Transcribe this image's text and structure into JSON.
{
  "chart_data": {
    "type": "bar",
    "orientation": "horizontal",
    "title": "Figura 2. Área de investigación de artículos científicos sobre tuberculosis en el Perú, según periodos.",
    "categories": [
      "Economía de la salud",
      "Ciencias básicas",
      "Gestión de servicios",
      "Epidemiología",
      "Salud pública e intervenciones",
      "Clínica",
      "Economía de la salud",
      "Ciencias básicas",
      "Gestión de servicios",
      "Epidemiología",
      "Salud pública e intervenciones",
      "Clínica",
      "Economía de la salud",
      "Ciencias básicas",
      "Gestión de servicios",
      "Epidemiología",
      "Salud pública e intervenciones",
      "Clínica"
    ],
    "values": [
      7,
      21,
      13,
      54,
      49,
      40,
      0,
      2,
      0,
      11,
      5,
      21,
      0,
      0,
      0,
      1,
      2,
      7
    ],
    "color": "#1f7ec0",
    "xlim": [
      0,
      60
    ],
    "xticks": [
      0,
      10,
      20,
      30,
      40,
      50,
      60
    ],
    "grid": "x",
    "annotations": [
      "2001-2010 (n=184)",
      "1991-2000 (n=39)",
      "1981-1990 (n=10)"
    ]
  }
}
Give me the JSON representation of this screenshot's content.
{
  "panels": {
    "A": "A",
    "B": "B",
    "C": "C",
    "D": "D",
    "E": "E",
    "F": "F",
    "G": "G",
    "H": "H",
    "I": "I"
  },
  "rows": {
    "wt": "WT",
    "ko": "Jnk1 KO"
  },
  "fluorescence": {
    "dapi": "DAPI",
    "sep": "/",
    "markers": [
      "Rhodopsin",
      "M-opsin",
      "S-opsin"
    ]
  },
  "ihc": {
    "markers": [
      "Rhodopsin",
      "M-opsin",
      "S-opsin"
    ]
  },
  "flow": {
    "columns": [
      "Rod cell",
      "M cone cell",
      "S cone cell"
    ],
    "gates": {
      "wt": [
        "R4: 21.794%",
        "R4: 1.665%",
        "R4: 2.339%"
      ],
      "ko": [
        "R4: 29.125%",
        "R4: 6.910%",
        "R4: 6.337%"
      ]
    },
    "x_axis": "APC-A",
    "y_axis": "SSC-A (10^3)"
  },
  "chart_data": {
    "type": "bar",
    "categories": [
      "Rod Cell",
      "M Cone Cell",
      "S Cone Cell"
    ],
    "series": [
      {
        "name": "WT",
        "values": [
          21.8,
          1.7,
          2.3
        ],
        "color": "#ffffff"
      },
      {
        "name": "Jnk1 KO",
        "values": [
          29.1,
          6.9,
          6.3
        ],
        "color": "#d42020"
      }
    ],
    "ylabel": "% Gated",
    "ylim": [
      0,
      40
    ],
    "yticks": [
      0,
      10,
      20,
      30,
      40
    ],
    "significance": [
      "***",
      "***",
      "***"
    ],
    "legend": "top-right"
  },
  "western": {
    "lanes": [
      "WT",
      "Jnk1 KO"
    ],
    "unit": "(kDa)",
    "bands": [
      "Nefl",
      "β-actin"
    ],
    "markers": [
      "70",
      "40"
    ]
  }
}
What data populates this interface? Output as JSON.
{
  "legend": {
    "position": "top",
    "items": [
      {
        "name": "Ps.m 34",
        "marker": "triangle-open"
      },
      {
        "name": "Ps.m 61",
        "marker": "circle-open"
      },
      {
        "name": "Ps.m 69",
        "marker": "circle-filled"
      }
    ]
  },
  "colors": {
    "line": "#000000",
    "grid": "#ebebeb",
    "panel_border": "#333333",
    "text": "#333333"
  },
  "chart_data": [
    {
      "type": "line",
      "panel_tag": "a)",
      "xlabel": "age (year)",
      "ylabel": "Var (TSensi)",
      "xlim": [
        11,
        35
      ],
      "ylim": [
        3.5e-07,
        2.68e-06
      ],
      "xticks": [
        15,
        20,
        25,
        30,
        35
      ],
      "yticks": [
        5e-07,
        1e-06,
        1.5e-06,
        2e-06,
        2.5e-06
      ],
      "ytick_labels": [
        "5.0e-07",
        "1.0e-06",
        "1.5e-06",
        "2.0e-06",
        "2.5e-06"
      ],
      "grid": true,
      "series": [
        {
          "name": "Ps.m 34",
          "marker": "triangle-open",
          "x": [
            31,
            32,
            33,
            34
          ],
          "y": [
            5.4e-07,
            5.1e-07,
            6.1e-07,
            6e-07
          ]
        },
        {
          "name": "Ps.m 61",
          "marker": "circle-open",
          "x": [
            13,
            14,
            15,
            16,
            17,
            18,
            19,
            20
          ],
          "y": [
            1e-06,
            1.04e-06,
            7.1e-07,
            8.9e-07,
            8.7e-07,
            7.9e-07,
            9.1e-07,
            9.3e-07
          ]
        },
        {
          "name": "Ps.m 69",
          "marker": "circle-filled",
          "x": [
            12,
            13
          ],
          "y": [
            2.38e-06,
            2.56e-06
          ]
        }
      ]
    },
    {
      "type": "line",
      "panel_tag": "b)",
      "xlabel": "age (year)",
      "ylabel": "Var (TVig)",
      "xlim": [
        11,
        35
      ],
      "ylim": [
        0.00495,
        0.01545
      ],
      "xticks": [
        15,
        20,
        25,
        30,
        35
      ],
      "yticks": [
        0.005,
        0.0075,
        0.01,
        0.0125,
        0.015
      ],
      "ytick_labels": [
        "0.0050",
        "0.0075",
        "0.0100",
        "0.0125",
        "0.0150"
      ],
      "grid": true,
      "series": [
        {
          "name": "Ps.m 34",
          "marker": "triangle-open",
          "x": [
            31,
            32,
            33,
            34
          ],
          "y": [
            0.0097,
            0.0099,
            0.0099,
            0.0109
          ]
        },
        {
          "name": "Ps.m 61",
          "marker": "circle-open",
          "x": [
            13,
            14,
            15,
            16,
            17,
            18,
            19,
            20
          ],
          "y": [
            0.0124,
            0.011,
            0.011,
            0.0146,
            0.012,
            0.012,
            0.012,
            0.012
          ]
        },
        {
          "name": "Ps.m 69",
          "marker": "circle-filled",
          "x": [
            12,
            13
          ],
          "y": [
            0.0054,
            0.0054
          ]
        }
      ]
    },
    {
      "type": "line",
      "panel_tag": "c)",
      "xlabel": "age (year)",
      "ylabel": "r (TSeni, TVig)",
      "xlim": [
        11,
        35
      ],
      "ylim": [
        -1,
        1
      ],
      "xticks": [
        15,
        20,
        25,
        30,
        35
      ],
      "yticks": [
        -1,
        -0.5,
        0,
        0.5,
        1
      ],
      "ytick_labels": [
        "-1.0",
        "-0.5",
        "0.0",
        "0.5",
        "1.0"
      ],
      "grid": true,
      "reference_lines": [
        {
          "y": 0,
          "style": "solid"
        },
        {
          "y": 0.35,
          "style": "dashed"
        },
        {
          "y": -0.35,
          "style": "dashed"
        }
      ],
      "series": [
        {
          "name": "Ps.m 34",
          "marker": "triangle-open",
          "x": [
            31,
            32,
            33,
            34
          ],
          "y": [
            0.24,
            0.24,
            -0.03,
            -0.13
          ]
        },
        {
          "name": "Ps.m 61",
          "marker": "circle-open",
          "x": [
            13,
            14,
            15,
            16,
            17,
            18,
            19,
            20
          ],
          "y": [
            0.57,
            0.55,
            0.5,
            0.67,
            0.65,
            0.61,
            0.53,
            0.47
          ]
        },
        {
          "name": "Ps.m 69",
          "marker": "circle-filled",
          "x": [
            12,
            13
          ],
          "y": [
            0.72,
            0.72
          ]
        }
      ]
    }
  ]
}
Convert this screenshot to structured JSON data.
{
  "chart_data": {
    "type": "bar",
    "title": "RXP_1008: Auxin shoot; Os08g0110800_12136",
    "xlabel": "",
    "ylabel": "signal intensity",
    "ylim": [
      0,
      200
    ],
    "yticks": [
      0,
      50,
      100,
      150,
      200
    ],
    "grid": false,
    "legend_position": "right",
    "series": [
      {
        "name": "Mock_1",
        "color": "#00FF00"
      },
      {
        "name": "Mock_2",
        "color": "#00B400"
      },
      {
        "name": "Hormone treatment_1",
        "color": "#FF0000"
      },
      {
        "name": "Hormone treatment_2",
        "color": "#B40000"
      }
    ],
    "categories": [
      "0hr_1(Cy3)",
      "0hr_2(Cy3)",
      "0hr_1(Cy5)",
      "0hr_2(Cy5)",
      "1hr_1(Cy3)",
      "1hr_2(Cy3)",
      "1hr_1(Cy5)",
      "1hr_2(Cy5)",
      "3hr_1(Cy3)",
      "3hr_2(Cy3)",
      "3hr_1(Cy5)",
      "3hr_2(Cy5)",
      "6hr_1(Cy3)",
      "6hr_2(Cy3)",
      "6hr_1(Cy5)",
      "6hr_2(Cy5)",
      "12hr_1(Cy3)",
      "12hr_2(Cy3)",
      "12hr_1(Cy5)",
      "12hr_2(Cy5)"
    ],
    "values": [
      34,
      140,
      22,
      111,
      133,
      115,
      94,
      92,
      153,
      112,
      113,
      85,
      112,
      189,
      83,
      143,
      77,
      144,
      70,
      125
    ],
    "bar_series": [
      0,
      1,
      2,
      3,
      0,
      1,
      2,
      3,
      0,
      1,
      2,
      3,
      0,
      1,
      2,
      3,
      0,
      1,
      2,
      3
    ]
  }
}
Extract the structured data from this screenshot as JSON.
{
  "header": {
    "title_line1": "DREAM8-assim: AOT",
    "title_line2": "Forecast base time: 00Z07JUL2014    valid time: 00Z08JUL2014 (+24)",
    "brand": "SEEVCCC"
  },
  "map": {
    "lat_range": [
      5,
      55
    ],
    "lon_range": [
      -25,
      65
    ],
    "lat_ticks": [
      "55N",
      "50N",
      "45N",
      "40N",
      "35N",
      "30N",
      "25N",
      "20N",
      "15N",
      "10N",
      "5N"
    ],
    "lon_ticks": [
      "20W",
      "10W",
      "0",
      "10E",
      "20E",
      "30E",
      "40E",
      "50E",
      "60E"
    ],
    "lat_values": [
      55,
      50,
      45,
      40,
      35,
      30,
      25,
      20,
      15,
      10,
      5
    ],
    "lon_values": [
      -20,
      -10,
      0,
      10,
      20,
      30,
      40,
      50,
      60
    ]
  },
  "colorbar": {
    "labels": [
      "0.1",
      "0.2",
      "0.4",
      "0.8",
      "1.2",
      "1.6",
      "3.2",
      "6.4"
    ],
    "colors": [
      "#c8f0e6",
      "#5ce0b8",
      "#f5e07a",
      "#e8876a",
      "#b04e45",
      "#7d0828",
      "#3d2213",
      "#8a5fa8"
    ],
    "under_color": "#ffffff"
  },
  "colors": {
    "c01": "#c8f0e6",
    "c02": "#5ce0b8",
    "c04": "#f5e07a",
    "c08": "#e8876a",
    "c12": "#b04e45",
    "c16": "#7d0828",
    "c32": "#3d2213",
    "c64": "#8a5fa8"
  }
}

Exercise prompt: Copy every line above that holds the word "this".

Finished exercise:
Transcribe this image's text and structure into JSON.
Give me the JSON representation of this screenshot's content.
What data populates this interface? Output as JSON.
Convert this screenshot to structured JSON data.
Extract the structured data from this screenshot as JSON.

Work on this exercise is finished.